-- BEGIN GIVEN RECORDS --

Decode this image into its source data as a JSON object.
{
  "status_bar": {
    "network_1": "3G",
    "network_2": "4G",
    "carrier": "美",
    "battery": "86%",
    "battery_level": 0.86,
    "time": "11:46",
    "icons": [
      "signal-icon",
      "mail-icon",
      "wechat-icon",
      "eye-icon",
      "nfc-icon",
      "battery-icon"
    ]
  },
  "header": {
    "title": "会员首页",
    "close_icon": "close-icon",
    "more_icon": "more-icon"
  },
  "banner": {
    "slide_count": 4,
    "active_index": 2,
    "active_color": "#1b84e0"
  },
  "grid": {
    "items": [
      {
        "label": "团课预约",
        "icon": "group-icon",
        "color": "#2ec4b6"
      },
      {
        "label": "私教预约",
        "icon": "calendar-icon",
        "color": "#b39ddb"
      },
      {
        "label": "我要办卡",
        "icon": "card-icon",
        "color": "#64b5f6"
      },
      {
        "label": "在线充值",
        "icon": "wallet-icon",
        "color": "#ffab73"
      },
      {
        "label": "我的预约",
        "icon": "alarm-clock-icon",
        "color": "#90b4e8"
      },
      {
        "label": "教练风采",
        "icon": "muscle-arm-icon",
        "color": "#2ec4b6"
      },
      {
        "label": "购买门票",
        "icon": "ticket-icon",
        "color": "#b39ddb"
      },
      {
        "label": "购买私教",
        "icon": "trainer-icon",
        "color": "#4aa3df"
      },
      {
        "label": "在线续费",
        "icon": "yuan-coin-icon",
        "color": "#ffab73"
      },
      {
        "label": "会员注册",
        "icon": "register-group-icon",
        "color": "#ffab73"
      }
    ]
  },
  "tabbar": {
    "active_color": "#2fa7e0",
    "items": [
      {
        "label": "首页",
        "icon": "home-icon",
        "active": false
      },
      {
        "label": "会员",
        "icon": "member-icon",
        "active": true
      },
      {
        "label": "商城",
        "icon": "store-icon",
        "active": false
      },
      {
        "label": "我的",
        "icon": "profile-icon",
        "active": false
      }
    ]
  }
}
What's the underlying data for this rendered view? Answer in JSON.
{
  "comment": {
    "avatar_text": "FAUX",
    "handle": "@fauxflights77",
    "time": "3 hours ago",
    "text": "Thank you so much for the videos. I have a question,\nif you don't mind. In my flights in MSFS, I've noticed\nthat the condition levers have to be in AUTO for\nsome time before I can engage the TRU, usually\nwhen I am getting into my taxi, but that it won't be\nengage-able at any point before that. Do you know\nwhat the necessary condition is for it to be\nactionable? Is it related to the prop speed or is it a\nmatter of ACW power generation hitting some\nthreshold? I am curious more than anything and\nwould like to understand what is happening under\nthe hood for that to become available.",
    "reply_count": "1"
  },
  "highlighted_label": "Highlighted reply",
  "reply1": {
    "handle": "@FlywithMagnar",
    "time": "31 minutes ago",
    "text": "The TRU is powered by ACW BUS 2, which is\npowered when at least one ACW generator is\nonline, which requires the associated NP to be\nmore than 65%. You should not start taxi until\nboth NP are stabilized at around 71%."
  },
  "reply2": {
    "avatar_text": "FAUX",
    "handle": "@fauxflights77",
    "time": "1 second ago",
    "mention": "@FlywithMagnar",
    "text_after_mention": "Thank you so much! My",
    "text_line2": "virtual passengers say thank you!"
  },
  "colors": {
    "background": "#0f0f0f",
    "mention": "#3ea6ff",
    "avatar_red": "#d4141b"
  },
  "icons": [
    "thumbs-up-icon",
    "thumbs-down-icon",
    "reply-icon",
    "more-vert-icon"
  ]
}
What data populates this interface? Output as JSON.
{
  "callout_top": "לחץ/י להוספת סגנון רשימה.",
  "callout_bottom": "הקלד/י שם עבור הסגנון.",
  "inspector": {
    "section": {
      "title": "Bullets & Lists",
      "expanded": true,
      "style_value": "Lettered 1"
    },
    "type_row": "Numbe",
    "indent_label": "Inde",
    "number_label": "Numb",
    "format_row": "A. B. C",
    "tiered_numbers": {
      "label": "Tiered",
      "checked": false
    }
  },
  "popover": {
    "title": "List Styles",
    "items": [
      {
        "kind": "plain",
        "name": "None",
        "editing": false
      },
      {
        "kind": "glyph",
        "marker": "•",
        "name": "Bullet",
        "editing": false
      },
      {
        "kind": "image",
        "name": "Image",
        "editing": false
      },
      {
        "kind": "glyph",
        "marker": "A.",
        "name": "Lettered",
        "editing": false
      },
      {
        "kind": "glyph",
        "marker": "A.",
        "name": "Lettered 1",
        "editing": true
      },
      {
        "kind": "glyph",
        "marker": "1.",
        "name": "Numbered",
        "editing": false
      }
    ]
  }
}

-- END GIVEN RECORDS --

> GIVEN PROBLEM
Reproduce the material in full, with no word added or dropped.

> EXERCISE ANSWER
Decode this image into its source data as a JSON object.
{
  "status_bar": {
    "network_1": "3G",
    "network_2": "4G",
    "carrier": "美",
    "battery": "86%",
    "battery_level": 0.86,
    "time": "11:46",
    "icons": [
      "signal-icon",
      "mail-icon",
      "wechat-icon",
      "eye-icon",
      "nfc-icon",
      "battery-icon"
    ]
  },
  "header": {
    "title": "会员首页",
    "close_icon": "close-icon",
    "more_icon": "more-icon"
  },
  "banner": {
    "slide_count": 4,
    "active_index": 2,
    "active_color": "#1b84e0"
  },
  "grid": {
    "items": [
      {
        "label": "团课预约",
        "icon": "group-icon",
        "color": "#2ec4b6"
      },
      {
        "label": "私教预约",
        "icon": "calendar-icon",
        "color": "#b39ddb"
      },
      {
        "label": "我要办卡",
        "icon": "card-icon",
        "color": "#64b5f6"
      },
      {
        "label": "在线充值",
        "icon": "wallet-icon",
        "color": "#ffab73"
      },
      {
        "label": "我的预约",
        "icon": "alarm-clock-icon",
        "color": "#90b4e8"
      },
      {
        "label": "教练风采",
        "icon": "muscle-arm-icon",
        "color": "#2ec4b6"
      },
      {
        "label": "购买门票",
        "icon": "ticket-icon",
        "color": "#b39ddb"
      },
      {
        "label": "购买私教",
        "icon": "trainer-icon",
        "color": "#4aa3df"
      },
      {
        "label": "在线续费",
        "icon": "yuan-coin-icon",
        "color": "#ffab73"
      },
      {
        "label": "会员注册",
        "icon": "register-group-icon",
        "color": "#ffab73"
      }
    ]
  },
  "tabbar": {
    "active_color": "#2fa7e0",
    "items": [
      {
        "label": "首页",
        "icon": "home-icon",
        "active": false
      },
      {
        "label": "会员",
        "icon": "member-icon",
        "active": true
      },
      {
        "label": "商城",
        "icon": "store-icon",
        "active": false
      },
      {
        "label": "我的",
        "icon": "profile-icon",
        "active": false
      }
    ]
  }
}
What's the underlying data for this rendered view? Answer in JSON.
{
  "comment": {
    "avatar_text": "FAUX",
    "handle": "@fauxflights77",
    "time": "3 hours ago",
    "text": "Thank you so much for the videos. I have a question,\nif you don't mind. In my flights in MSFS, I've noticed\nthat the condition levers have to be in AUTO for\nsome time before I can engage the TRU, usually\nwhen I am getting into my taxi, but that it won't be\nengage-able at any point before that. Do you know\nwhat the necessary condition is for it to be\nactionable? Is it related to the prop speed or is it a\nmatter of ACW power generation hitting some\nthreshold? I am curious more than anything and\nwould like to understand what is happening under\nthe hood for that to become available.",
    "reply_count": "1"
  },
  "highlighted_label": "Highlighted reply",
  "reply1": {
    "handle": "@FlywithMagnar",
    "time": "31 minutes ago",
    "text": "The TRU is powered by ACW BUS 2, which is\npowered when at least one ACW generator is\nonline, which requires the associated NP to be\nmore than 65%. You should not start taxi until\nboth NP are stabilized at around 71%."
  },
  "reply2": {
    "avatar_text": "FAUX",
    "handle": "@fauxflights77",
    "time": "1 second ago",
    "mention": "@FlywithMagnar",
    "text_after_mention": "Thank you so much! My",
    "text_line2": "virtual passengers say thank you!"
  },
  "colors": {
    "background": "#0f0f0f",
    "mention": "#3ea6ff",
    "avatar_red": "#d4141b"
  },
  "icons": [
    "thumbs-up-icon",
    "thumbs-down-icon",
    "reply-icon",
    "more-vert-icon"
  ]
}
What data populates this interface? Output as JSON.
{
  "callout_top": "לחץ/י להוספת סגנון רשימה.",
  "callout_bottom": "הקלד/י שם עבור הסגנון.",
  "inspector": {
    "section": {
      "title": "Bullets & Lists",
      "expanded": true,
      "style_value": "Lettered 1"
    },
    "type_row": "Numbe",
    "indent_label": "Inde",
    "number_label": "Numb",
    "format_row": "A. B. C",
    "tiered_numbers": {
      "label": "Tiered",
      "checked": false
    }
  },
  "popover": {
    "title": "List Styles",
    "items": [
      {
        "kind": "plain",
        "name": "None",
        "editing": false
      },
      {
        "kind": "glyph",
        "marker": "•",
        "name": "Bullet",
        "editing": false
      },
      {
        "kind": "image",
        "name": "Image",
        "editing": false
      },
      {
        "kind": "glyph",
        "marker": "A.",
        "name": "Lettered",
        "editing": false
      },
      {
        "kind": "glyph",
        "marker": "A.",
        "name": "Lettered 1",
        "editing": true
      },
      {
        "kind": "glyph",
        "marker": "1.",
        "name": "Numbered",
        "editing": false
      }
    ]
  }
}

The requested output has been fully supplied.